Return every entry exactly as written.

★ ★ ★ ★ ★ ★ ★

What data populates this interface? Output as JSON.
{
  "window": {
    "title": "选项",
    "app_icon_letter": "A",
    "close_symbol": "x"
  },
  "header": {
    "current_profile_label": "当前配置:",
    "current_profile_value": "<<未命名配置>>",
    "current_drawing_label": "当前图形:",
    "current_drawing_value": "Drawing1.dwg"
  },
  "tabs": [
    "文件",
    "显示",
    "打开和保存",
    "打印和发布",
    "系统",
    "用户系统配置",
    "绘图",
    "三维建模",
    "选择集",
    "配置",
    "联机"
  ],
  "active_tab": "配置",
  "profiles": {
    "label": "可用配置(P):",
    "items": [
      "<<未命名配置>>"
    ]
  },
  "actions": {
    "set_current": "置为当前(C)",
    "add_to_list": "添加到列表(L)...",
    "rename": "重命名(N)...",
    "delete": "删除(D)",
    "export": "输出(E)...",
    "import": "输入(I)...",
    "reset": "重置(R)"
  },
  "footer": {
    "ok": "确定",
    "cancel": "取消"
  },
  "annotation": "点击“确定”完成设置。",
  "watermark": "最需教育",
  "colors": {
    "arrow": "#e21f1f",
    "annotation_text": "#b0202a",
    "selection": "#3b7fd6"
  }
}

★ ★ ★ ★ ★ ★ ★

> [TASK SOLUTION]:
What data populates this interface? Output as JSON.
{
  "window": {
    "title": "选项",
    "app_icon_letter": "A",
    "close_symbol": "x"
  },
  "header": {
    "current_profile_label": "当前配置:",
    "current_profile_value": "<<未命名配置>>",
    "current_drawing_label": "当前图形:",
    "current_drawing_value": "Drawing1.dwg"
  },
  "tabs": [
    "文件",
    "显示",
    "打开和保存",
    "打印和发布",
    "系统",
    "用户系统配置",
    "绘图",
    "三维建模",
    "选择集",
    "配置",
    "联机"
  ],
  "active_tab": "配置",
  "profiles": {
    "label": "可用配置(P):",
    "items": [
      "<<未命名配置>>"
    ]
  },
  "actions": {
    "set_current": "置为当前(C)",
    "add_to_list": "添加到列表(L)...",
    "rename": "重命名(N)...",
    "delete": "删除(D)",
    "export": "输出(E)...",
    "import": "输入(I)...",
    "reset": "重置(R)"
  },
  "footer": {
    "ok": "确定",
    "cancel": "取消"
  },
  "annotation": "点击“确定”完成设置。",
  "watermark": "最需教育",
  "colors": {
    "arrow": "#e21f1f",
    "annotation_text": "#b0202a",
    "selection": "#3b7fd6"
  }
}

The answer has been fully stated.